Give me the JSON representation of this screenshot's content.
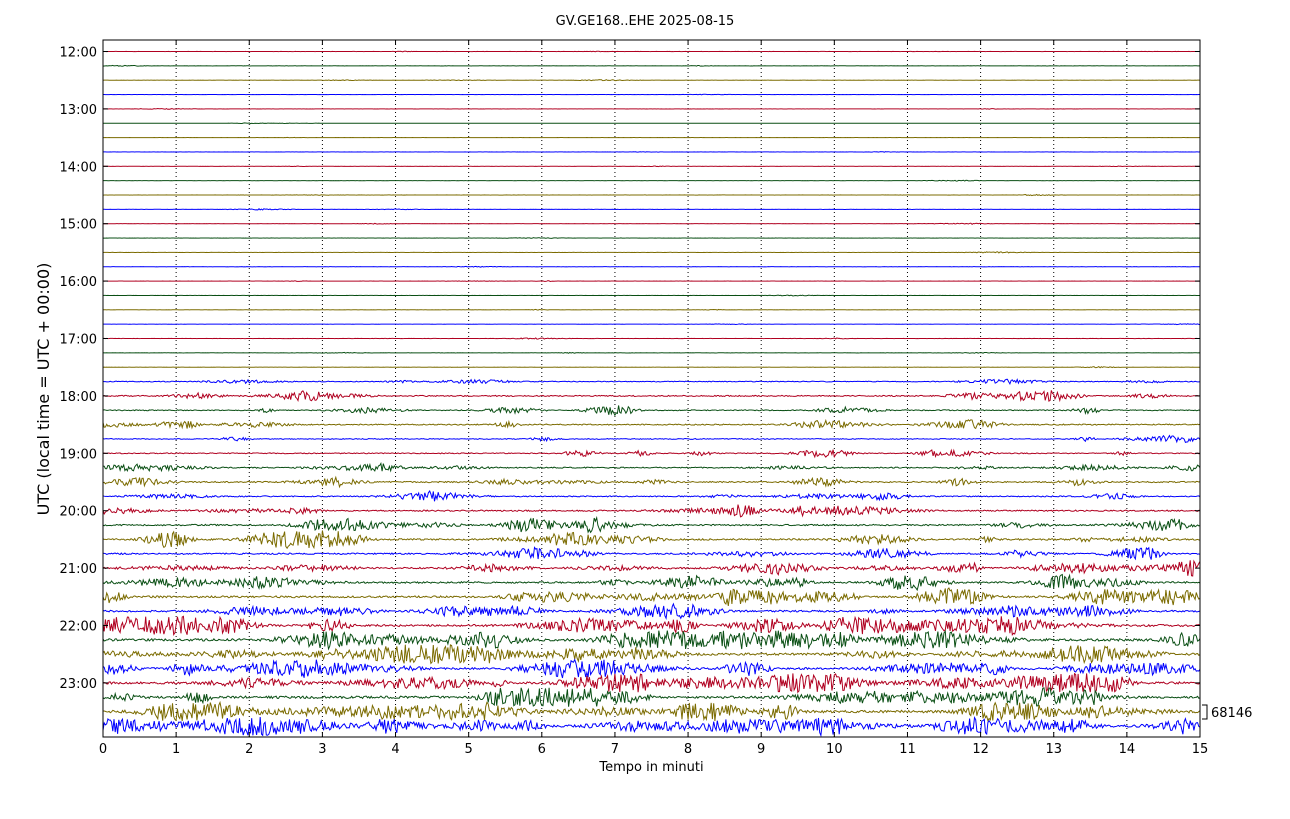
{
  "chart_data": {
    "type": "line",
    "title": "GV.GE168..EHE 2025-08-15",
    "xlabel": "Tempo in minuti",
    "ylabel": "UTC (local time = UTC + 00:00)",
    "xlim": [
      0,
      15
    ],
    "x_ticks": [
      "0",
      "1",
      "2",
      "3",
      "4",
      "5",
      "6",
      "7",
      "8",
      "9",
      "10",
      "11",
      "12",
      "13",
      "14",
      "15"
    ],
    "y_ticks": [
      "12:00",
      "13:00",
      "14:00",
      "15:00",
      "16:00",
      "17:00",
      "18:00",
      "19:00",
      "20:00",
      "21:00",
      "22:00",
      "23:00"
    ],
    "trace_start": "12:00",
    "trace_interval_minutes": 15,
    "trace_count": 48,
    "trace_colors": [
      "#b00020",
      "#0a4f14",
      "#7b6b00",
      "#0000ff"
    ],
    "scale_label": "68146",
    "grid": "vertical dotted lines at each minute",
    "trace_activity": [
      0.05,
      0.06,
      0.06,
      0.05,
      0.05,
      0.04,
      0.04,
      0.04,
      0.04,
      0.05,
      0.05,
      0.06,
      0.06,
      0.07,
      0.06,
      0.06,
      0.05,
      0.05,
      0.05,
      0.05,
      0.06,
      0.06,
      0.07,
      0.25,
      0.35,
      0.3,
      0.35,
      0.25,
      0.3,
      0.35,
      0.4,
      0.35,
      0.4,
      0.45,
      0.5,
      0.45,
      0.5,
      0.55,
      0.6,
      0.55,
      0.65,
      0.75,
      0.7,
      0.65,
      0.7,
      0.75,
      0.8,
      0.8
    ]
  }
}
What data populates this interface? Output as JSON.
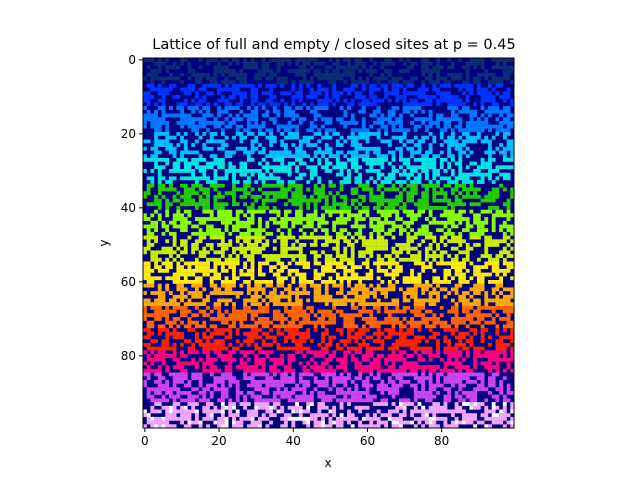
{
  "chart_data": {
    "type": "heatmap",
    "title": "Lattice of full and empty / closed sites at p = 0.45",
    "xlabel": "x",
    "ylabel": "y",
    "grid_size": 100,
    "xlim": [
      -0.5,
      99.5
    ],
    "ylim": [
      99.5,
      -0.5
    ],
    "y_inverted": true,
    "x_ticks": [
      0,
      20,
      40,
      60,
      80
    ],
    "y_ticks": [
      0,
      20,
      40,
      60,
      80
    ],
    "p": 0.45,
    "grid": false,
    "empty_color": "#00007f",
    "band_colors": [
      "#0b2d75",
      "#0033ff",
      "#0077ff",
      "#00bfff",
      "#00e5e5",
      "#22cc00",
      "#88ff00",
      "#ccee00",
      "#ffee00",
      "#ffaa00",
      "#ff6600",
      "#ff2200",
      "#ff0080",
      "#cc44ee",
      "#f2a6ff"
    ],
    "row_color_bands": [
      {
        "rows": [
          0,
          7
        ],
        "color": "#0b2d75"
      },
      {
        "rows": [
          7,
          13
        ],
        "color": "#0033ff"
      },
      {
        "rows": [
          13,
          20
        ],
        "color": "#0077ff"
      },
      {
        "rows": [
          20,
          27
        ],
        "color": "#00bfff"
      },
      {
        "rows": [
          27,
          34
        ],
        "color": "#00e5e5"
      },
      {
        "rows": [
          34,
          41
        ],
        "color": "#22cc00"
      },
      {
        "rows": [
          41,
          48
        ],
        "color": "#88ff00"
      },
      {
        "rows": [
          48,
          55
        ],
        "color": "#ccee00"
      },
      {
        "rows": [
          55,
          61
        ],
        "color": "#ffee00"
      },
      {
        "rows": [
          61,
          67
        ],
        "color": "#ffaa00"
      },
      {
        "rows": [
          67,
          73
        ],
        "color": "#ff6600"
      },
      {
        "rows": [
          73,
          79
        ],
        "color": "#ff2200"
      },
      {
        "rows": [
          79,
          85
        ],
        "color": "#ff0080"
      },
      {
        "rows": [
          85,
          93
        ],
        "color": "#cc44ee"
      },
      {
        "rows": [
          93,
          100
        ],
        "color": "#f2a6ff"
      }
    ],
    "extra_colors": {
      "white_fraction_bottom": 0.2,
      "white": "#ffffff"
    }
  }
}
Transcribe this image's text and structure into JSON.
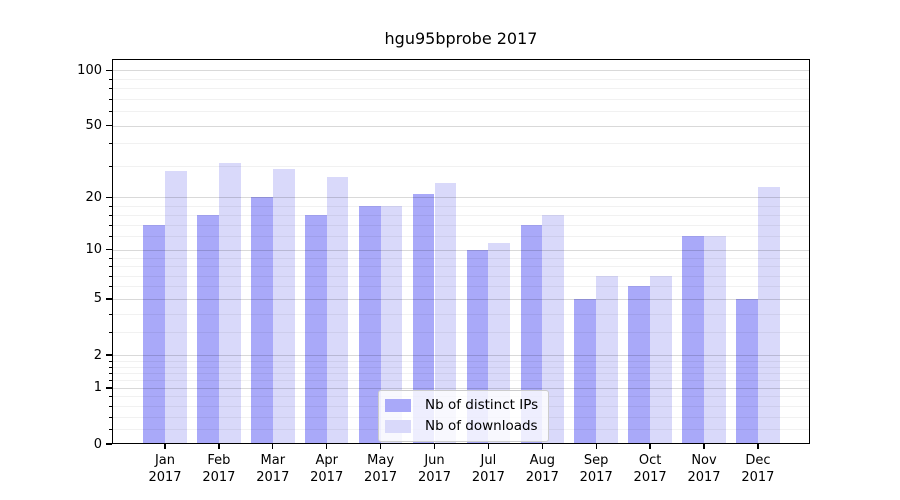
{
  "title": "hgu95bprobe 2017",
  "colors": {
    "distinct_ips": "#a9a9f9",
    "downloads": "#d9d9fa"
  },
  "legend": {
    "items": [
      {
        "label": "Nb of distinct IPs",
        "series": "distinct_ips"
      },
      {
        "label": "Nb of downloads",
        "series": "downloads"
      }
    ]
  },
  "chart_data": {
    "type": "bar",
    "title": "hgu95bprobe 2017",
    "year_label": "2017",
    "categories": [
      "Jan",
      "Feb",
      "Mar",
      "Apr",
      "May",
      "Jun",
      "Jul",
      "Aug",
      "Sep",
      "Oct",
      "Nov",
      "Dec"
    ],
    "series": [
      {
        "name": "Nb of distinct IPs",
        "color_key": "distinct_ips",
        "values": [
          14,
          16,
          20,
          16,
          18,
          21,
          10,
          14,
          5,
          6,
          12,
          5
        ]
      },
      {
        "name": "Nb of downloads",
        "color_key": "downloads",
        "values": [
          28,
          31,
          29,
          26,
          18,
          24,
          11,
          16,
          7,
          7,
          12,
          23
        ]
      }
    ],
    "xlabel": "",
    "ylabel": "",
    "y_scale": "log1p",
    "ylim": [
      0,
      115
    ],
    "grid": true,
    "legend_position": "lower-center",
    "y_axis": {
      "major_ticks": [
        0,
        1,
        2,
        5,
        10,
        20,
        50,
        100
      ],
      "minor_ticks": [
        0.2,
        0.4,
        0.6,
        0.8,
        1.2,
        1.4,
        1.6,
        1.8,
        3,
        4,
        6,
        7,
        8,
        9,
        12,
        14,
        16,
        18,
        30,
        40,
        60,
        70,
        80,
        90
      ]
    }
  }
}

——

— Given exercise —
Say the number of lines in the listing that hold "this", with no added words.

— Reply to the task —
3